> Work instructions
Give the data again, word for word.

> Extracted entries
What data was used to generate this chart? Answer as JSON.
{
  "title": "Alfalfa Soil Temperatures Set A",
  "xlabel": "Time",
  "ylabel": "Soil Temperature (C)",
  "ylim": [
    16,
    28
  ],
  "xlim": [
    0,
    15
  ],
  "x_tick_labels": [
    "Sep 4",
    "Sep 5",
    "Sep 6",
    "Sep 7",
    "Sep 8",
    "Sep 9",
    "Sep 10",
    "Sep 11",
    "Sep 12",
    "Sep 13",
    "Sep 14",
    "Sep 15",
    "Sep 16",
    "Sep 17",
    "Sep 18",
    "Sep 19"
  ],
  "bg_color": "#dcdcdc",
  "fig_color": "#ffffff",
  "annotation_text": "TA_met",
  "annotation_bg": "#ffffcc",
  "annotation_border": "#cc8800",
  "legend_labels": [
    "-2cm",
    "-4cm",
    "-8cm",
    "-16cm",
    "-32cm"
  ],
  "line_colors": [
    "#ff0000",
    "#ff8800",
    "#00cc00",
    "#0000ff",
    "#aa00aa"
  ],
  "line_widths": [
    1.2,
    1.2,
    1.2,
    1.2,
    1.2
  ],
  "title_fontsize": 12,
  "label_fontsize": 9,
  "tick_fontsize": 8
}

> Result of this task
What data was used to generate this chart? Answer as JSON.
{
  "title": "Alfalfa Soil Temperatures Set A",
  "xlabel": "Time",
  "ylabel": "Soil Temperature (C)",
  "ylim": [
    16,
    28
  ],
  "xlim": [
    0,
    15
  ],
  "x_tick_labels": [
    "Sep 4",
    "Sep 5",
    "Sep 6",
    "Sep 7",
    "Sep 8",
    "Sep 9",
    "Sep 10",
    "Sep 11",
    "Sep 12",
    "Sep 13",
    "Sep 14",
    "Sep 15",
    "Sep 16",
    "Sep 17",
    "Sep 18",
    "Sep 19"
  ],
  "bg_color": "#dcdcdc",
  "fig_color": "#ffffff",
  "annotation_text": "TA_met",
  "annotation_bg": "#ffffcc",
  "annotation_border": "#cc8800",
  "legend_labels": [
    "-2cm",
    "-4cm",
    "-8cm",
    "-16cm",
    "-32cm"
  ],
  "line_colors": [
    "#ff0000",
    "#ff8800",
    "#00cc00",
    "#0000ff",
    "#aa00aa"
  ],
  "line_widths": [
    1.2,
    1.2,
    1.2,
    1.2,
    1.2
  ],
  "title_fontsize": 12,
  "label_fontsize": 9,
  "tick_fontsize": 8
}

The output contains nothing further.